• [WHAT THE EXERCISE ASKS]
Restate the records that follow word for word; no pictures should appear.

• [DATA FOR THE TASK]
::::::

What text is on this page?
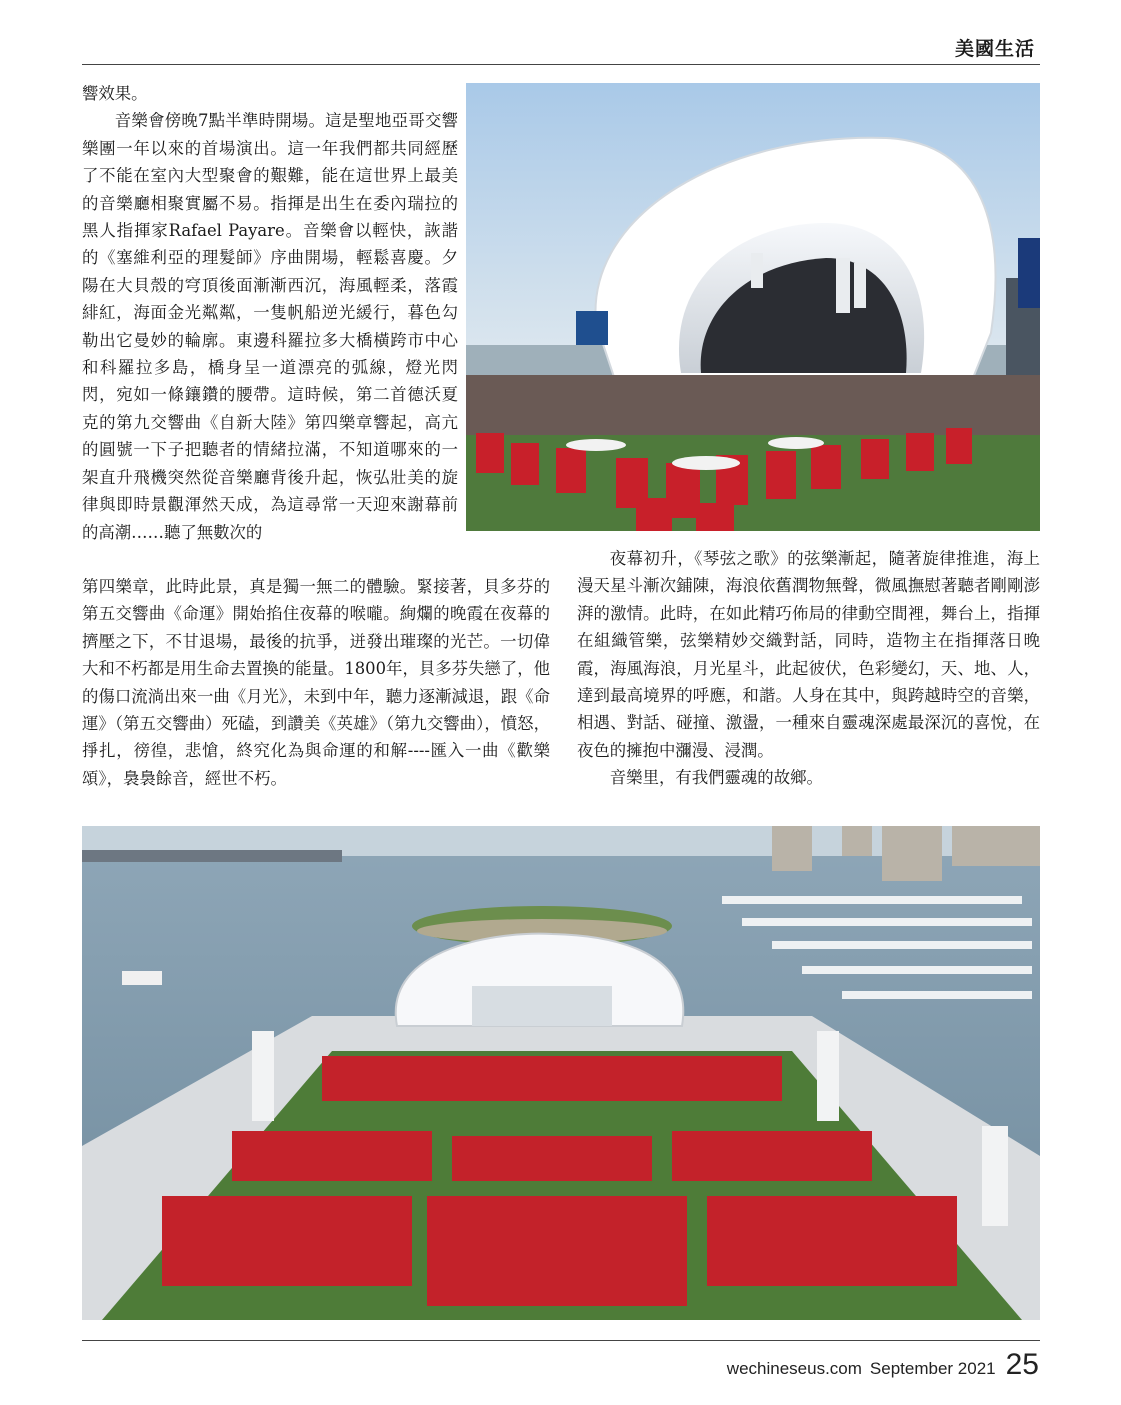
美國生活

響效果。

音樂會傍晚7點半準時開場。這是聖地亞哥交響樂團一年以來的首場演出。這一年我們都共同經歷了不能在室內大型聚會的艱難，能在這世界上最美的音樂廳相聚實屬不易。指揮是出生在委內瑞拉的黑人指揮家Rafael Payare。音樂會以輕快，詼諧的《塞維利亞的理髮師》序曲開場，輕鬆喜慶。夕陽在大貝殼的穹頂後面漸漸西沉，海風輕柔，落霞緋紅，海面金光粼粼，一隻帆船逆光緩行，暮色勾勒出它曼妙的輪廓。東邊科羅拉多大橋橫跨市中心和科羅拉多島，橋身呈一道漂亮的弧線，燈光閃閃，宛如一條鑲鑽的腰帶。這時候，第二首德沃夏克的第九交響曲《自新大陸》第四樂章響起，高亢的圓號一下子把聽者的情緒拉滿，不知道哪來的一架直升飛機突然從音樂廳背後升起，恢弘壯美的旋律與即時景觀渾然天成，為這尋常一天迎來謝幕前的高潮……聽了無數次的

第四樂章，此時此景，真是獨一無二的體驗。緊接著，貝多芬的第五交響曲《命運》開始掐住夜幕的喉嚨。絢爛的晚霞在夜幕的擠壓之下，不甘退場，最後的抗爭，迸發出璀璨的光芒。一切偉大和不朽都是用生命去置換的能量。1800年，貝多芬失戀了，他的傷口流淌出來一曲《月光》，未到中年，聽力逐漸減退，跟《命運》（第五交響曲）死磕，到讚美《英雄》（第九交響曲），憤怒，掙扎，徬徨，悲愴，終究化為與命運的和解----匯入一曲《歡樂頌》，裊裊餘音，經世不朽。

夜幕初升，《琴弦之歌》的弦樂漸起，隨著旋律推進，海上漫天星斗漸次鋪陳，海浪依舊潤物無聲，微風撫慰著聽者剛剛澎湃的激情。此時，在如此精巧佈局的律動空間裡，舞台上，指揮在組織管樂，弦樂精妙交織對話，同時，造物主在指揮落日晚霞，海風海浪，月光星斗，此起彼伏，色彩變幻，天、地、人，達到最高境界的呼應，和諧。人身在其中，與跨越時空的音樂，相遇、對話、碰撞、激盪，一種來自靈魂深處最深沉的喜悅，在夜色的擁抱中瀰漫、浸潤。

音樂里，有我們靈魂的故鄉。

wechineseus.com September 2021 25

::::::

• [SOLUTION]
What text is on this page?
美國生活

響效果。

音樂會傍晚7點半準時開場。這是聖地亞哥交響樂團一年以來的首場演出。這一年我們都共同經歷了不能在室內大型聚會的艱難，能在這世界上最美的音樂廳相聚實屬不易。指揮是出生在委內瑞拉的黑人指揮家Rafael Payare。音樂會以輕快，詼諧的《塞維利亞的理髮師》序曲開場，輕鬆喜慶。夕陽在大貝殼的穹頂後面漸漸西沉，海風輕柔，落霞緋紅，海面金光粼粼，一隻帆船逆光緩行，暮色勾勒出它曼妙的輪廓。東邊科羅拉多大橋橫跨市中心和科羅拉多島，橋身呈一道漂亮的弧線，燈光閃閃，宛如一條鑲鑽的腰帶。這時候，第二首德沃夏克的第九交響曲《自新大陸》第四樂章響起，高亢的圓號一下子把聽者的情緒拉滿，不知道哪來的一架直升飛機突然從音樂廳背後升起，恢弘壯美的旋律與即時景觀渾然天成，為這尋常一天迎來謝幕前的高潮……聽了無數次的

第四樂章，此時此景，真是獨一無二的體驗。緊接著，貝多芬的第五交響曲《命運》開始掐住夜幕的喉嚨。絢爛的晚霞在夜幕的擠壓之下，不甘退場，最後的抗爭，迸發出璀璨的光芒。一切偉大和不朽都是用生命去置換的能量。1800年，貝多芬失戀了，他的傷口流淌出來一曲《月光》，未到中年，聽力逐漸減退，跟《命運》（第五交響曲）死磕，到讚美《英雄》（第九交響曲），憤怒，掙扎，徬徨，悲愴，終究化為與命運的和解----匯入一曲《歡樂頌》，裊裊餘音，經世不朽。

夜幕初升，《琴弦之歌》的弦樂漸起，隨著旋律推進，海上漫天星斗漸次鋪陳，海浪依舊潤物無聲，微風撫慰著聽者剛剛澎湃的激情。此時，在如此精巧佈局的律動空間裡，舞台上，指揮在組織管樂，弦樂精妙交織對話，同時，造物主在指揮落日晚霞，海風海浪，月光星斗，此起彼伏，色彩變幻，天、地、人，達到最高境界的呼應，和諧。人身在其中，與跨越時空的音樂，相遇、對話、碰撞、激盪，一種來自靈魂深處最深沉的喜悅，在夜色的擁抱中瀰漫、浸潤。

音樂里，有我們靈魂的故鄉。

wechineseus.com September 2021 25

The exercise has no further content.